#### WHAT IS EXPECTED:
Keep only the lines where "Paneli" appears.

#### DATA EXTRACT:
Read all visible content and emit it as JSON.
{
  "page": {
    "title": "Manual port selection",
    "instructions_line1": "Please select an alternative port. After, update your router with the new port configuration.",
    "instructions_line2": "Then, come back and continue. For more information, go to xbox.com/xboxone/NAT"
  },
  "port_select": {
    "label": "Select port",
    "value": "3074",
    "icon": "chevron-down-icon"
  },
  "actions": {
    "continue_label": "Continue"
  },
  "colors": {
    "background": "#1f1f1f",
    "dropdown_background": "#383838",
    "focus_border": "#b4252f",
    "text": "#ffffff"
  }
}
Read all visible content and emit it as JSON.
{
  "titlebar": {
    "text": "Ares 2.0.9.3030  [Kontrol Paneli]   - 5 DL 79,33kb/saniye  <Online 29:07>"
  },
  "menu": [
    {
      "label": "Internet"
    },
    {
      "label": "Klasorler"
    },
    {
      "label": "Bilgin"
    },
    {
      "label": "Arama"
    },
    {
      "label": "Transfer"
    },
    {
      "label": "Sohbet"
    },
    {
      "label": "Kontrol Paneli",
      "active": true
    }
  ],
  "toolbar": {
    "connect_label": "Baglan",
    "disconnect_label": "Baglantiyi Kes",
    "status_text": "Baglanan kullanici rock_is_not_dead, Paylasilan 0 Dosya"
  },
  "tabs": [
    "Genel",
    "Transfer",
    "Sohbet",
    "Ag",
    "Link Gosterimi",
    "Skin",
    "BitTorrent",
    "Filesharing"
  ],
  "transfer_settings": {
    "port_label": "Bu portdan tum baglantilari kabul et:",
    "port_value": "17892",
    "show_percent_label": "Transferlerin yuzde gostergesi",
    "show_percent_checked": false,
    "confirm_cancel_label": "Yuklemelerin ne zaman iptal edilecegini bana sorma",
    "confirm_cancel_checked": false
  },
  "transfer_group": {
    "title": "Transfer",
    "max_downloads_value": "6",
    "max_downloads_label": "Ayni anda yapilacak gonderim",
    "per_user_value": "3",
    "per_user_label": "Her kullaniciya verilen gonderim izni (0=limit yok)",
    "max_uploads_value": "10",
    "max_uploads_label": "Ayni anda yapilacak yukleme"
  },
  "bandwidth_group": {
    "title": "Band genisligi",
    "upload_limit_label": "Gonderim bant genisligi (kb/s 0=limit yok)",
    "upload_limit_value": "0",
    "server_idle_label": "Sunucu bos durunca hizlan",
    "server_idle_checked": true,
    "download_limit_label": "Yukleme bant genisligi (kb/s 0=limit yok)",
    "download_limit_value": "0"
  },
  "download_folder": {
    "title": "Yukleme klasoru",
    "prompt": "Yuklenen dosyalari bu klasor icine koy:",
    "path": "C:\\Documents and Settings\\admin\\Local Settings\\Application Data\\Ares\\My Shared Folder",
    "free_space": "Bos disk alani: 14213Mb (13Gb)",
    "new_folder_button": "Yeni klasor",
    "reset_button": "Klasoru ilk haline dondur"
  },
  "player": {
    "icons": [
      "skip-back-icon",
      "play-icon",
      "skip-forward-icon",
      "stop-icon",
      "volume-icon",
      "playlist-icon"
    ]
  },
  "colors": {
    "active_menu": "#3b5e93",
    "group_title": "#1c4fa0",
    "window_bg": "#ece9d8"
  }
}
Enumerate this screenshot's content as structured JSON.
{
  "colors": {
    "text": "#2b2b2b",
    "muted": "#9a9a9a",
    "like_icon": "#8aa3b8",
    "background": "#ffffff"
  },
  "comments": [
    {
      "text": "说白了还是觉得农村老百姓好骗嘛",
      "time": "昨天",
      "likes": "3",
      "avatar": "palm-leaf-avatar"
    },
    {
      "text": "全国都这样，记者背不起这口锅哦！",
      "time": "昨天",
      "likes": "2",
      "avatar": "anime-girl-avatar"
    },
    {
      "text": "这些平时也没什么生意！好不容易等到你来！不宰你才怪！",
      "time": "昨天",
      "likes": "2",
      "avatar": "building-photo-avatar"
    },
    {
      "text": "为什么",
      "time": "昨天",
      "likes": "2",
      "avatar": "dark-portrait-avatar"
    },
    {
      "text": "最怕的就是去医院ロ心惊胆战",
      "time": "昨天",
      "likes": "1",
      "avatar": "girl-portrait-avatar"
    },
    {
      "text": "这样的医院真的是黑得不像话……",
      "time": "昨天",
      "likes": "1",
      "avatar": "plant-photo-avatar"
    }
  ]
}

#### PROBLEM SOLUTION:
    "text": "Ares 2.0.9.3030  [Kontrol Paneli]   - 5 DL 79,33kb/saniye  <Online 29:07>"
      "label": "Kontrol Paneli",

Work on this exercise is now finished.